- Task instructions -
Take the listing and print it in full, exactly as given.

- Record excerpts -
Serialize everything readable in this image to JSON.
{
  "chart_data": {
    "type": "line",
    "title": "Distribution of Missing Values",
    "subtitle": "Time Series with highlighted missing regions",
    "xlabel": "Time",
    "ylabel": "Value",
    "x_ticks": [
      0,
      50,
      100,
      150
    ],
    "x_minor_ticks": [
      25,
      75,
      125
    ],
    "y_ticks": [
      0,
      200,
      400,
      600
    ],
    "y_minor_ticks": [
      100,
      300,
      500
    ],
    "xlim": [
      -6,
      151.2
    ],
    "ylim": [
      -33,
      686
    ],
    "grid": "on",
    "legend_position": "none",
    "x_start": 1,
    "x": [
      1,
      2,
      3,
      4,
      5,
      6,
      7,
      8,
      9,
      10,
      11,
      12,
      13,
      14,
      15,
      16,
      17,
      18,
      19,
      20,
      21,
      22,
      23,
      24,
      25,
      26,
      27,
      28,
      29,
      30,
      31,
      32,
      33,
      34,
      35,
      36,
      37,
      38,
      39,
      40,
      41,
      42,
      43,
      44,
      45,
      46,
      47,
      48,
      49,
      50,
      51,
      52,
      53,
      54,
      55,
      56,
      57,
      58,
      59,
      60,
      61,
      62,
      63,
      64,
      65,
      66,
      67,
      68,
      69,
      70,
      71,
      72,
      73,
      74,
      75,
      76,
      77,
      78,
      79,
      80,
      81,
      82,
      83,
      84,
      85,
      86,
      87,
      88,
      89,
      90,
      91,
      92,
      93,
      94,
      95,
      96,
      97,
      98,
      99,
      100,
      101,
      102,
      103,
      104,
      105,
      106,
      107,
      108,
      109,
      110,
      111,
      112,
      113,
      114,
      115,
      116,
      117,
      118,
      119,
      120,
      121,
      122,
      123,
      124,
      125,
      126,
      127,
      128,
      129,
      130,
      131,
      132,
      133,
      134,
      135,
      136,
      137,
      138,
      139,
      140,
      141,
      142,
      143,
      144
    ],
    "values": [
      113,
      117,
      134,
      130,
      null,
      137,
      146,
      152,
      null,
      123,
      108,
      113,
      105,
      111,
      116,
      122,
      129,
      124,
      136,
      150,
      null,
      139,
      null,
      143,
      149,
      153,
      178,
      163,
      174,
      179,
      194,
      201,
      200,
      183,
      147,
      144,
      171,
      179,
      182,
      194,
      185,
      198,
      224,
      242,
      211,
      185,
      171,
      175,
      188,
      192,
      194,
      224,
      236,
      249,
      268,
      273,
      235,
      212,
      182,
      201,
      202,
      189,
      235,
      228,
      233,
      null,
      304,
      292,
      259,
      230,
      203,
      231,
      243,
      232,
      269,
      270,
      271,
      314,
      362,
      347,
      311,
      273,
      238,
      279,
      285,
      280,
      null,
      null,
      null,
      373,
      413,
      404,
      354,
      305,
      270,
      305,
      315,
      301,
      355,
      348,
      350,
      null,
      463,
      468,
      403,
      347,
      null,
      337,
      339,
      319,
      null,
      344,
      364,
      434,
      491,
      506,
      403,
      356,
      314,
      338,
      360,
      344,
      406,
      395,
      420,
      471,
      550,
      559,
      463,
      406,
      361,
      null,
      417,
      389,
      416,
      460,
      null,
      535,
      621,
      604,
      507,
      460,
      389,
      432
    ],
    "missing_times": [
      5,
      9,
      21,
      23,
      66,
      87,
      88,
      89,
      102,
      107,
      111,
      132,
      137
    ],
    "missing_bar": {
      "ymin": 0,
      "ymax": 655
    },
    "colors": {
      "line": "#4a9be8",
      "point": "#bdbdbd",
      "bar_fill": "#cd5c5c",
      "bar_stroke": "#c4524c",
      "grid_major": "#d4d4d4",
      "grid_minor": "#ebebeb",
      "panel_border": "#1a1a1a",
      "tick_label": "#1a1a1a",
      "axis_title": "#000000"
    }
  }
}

- Task answer -
Serialize everything readable in this image to JSON.
{
  "chart_data": {
    "type": "line",
    "title": "Distribution of Missing Values",
    "subtitle": "Time Series with highlighted missing regions",
    "xlabel": "Time",
    "ylabel": "Value",
    "x_ticks": [
      0,
      50,
      100,
      150
    ],
    "x_minor_ticks": [
      25,
      75,
      125
    ],
    "y_ticks": [
      0,
      200,
      400,
      600
    ],
    "y_minor_ticks": [
      100,
      300,
      500
    ],
    "xlim": [
      -6,
      151.2
    ],
    "ylim": [
      -33,
      686
    ],
    "grid": "on",
    "legend_position": "none",
    "x_start": 1,
    "x": [
      1,
      2,
      3,
      4,
      5,
      6,
      7,
      8,
      9,
      10,
      11,
      12,
      13,
      14,
      15,
      16,
      17,
      18,
      19,
      20,
      21,
      22,
      23,
      24,
      25,
      26,
      27,
      28,
      29,
      30,
      31,
      32,
      33,
      34,
      35,
      36,
      37,
      38,
      39,
      40,
      41,
      42,
      43,
      44,
      45,
      46,
      47,
      48,
      49,
      50,
      51,
      52,
      53,
      54,
      55,
      56,
      57,
      58,
      59,
      60,
      61,
      62,
      63,
      64,
      65,
      66,
      67,
      68,
      69,
      70,
      71,
      72,
      73,
      74,
      75,
      76,
      77,
      78,
      79,
      80,
      81,
      82,
      83,
      84,
      85,
      86,
      87,
      88,
      89,
      90,
      91,
      92,
      93,
      94,
      95,
      96,
      97,
      98,
      99,
      100,
      101,
      102,
      103,
      104,
      105,
      106,
      107,
      108,
      109,
      110,
      111,
      112,
      113,
      114,
      115,
      116,
      117,
      118,
      119,
      120,
      121,
      122,
      123,
      124,
      125,
      126,
      127,
      128,
      129,
      130,
      131,
      132,
      133,
      134,
      135,
      136,
      137,
      138,
      139,
      140,
      141,
      142,
      143,
      144
    ],
    "values": [
      113,
      117,
      134,
      130,
      null,
      137,
      146,
      152,
      null,
      123,
      108,
      113,
      105,
      111,
      116,
      122,
      129,
      124,
      136,
      150,
      null,
      139,
      null,
      143,
      149,
      153,
      178,
      163,
      174,
      179,
      194,
      201,
      200,
      183,
      147,
      144,
      171,
      179,
      182,
      194,
      185,
      198,
      224,
      242,
      211,
      185,
      171,
      175,
      188,
      192,
      194,
      224,
      236,
      249,
      268,
      273,
      235,
      212,
      182,
      201,
      202,
      189,
      235,
      228,
      233,
      null,
      304,
      292,
      259,
      230,
      203,
      231,
      243,
      232,
      269,
      270,
      271,
      314,
      362,
      347,
      311,
      273,
      238,
      279,
      285,
      280,
      null,
      null,
      null,
      373,
      413,
      404,
      354,
      305,
      270,
      305,
      315,
      301,
      355,
      348,
      350,
      null,
      463,
      468,
      403,
      347,
      null,
      337,
      339,
      319,
      null,
      344,
      364,
      434,
      491,
      506,
      403,
      356,
      314,
      338,
      360,
      344,
      406,
      395,
      420,
      471,
      550,
      559,
      463,
      406,
      361,
      null,
      417,
      389,
      416,
      460,
      null,
      535,
      621,
      604,
      507,
      460,
      389,
      432
    ],
    "missing_times": [
      5,
      9,
      21,
      23,
      66,
      87,
      88,
      89,
      102,
      107,
      111,
      132,
      137
    ],
    "missing_bar": {
      "ymin": 0,
      "ymax": 655
    },
    "colors": {
      "line": "#4a9be8",
      "point": "#bdbdbd",
      "bar_fill": "#cd5c5c",
      "bar_stroke": "#c4524c",
      "grid_major": "#d4d4d4",
      "grid_minor": "#ebebeb",
      "panel_border": "#1a1a1a",
      "tick_label": "#1a1a1a",
      "axis_title": "#000000"
    }
  }
}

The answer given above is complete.